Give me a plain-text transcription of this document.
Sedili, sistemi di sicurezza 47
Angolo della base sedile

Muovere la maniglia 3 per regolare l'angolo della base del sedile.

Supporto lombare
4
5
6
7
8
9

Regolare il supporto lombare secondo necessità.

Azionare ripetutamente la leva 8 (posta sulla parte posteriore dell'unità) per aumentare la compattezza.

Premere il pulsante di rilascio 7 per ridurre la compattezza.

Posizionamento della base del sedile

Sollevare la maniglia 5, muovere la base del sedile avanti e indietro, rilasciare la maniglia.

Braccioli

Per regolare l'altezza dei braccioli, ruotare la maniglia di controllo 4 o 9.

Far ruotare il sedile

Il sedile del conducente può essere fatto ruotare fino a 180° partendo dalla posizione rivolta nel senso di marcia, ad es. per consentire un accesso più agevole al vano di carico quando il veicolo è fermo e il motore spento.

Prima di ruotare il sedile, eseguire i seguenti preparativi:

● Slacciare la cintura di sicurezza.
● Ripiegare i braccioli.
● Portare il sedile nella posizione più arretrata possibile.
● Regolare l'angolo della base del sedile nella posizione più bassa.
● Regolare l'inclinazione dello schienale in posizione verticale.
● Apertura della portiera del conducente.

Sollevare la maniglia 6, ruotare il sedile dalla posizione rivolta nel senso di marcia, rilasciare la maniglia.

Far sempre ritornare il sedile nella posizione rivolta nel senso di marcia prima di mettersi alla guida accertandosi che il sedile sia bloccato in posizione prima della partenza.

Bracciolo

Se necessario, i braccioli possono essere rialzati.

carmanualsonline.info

=== AIM OF THE EXERCISE ===
Write out the entries above once more, without altering anything.

=== ANSWER TO THIS EXERCISE ===
Give me a plain-text transcription of this document.
Sedili, sistemi di sicurezza 47
Angolo della base sedile

Muovere la maniglia 3 per regolare l'angolo della base del sedile.

Supporto lombare
4
5
6
7
8
9

Regolare il supporto lombare secondo necessità.

Azionare ripetutamente la leva 8 (posta sulla parte posteriore dell'unità) per aumentare la compattezza.

Premere il pulsante di rilascio 7 per ridurre la compattezza.

Posizionamento della base del sedile

Sollevare la maniglia 5, muovere la base del sedile avanti e indietro, rilasciare la maniglia.

Braccioli

Per regolare l'altezza dei braccioli, ruotare la maniglia di controllo 4 o 9.

Far ruotare il sedile

Il sedile del conducente può essere fatto ruotare fino a 180° partendo dalla posizione rivolta nel senso di marcia, ad es. per consentire un accesso più agevole al vano di carico quando il veicolo è fermo e il motore spento.

Prima di ruotare il sedile, eseguire i seguenti preparativi:

● Slacciare la cintura di sicurezza.
● Ripiegare i braccioli.
● Portare il sedile nella posizione più arretrata possibile.
● Regolare l'angolo della base del sedile nella posizione più bassa.
● Regolare l'inclinazione dello schienale in posizione verticale.
● Apertura della portiera del conducente.

Sollevare la maniglia 6, ruotare il sedile dalla posizione rivolta nel senso di marcia, rilasciare la maniglia.

Far sempre ritornare il sedile nella posizione rivolta nel senso di marcia prima di mettersi alla guida accertandosi che il sedile sia bloccato in posizione prima della partenza.

Bracciolo

Se necessario, i braccioli possono essere rialzati.

carmanualsonline.info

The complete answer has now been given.